#### Written instruction
With the line containing "Give me the" as the first line and the last line of the records as the final one, reproduce that range exactly.

═════ Task inputs ═════

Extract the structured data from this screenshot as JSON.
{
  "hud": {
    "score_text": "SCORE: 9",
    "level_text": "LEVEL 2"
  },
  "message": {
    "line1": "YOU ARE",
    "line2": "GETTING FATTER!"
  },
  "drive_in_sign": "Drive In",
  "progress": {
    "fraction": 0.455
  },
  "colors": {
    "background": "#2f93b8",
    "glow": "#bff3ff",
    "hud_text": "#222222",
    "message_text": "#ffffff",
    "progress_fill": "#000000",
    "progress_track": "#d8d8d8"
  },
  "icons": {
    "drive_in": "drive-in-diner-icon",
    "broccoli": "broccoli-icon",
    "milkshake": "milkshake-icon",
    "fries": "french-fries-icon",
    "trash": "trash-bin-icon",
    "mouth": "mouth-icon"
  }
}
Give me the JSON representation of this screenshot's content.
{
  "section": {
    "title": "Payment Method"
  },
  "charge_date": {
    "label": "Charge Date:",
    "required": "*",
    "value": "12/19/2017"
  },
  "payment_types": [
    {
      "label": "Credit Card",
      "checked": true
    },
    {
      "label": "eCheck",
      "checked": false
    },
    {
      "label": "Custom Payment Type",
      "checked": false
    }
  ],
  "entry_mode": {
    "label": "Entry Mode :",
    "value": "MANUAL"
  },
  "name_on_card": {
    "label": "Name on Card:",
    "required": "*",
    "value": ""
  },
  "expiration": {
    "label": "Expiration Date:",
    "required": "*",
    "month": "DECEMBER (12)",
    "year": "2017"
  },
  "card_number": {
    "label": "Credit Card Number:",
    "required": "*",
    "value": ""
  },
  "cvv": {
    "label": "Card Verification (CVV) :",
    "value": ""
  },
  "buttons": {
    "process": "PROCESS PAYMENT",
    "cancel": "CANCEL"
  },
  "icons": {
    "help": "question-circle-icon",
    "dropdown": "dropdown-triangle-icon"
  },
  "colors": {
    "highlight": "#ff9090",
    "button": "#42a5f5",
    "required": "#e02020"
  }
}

═════

#### Correct result
Give me the JSON representation of this screenshot's content.
{
  "section": {
    "title": "Payment Method"
  },
  "charge_date": {
    "label": "Charge Date:",
    "required": "*",
    "value": "12/19/2017"
  },
  "payment_types": [
    {
      "label": "Credit Card",
      "checked": true
    },
    {
      "label": "eCheck",
      "checked": false
    },
    {
      "label": "Custom Payment Type",
      "checked": false
    }
  ],
  "entry_mode": {
    "label": "Entry Mode :",
    "value": "MANUAL"
  },
  "name_on_card": {
    "label": "Name on Card:",
    "required": "*",
    "value": ""
  },
  "expiration": {
    "label": "Expiration Date:",
    "required": "*",
    "month": "DECEMBER (12)",
    "year": "2017"
  },
  "card_number": {
    "label": "Credit Card Number:",
    "required": "*",
    "value": ""
  },
  "cvv": {
    "label": "Card Verification (CVV) :",
    "value": ""
  },
  "buttons": {
    "process": "PROCESS PAYMENT",
    "cancel": "CANCEL"
  },
  "icons": {
    "help": "question-circle-icon",
    "dropdown": "dropdown-triangle-icon"
  },
  "colors": {
    "highlight": "#ff9090",
    "button": "#42a5f5",
    "required": "#e02020"
  }
}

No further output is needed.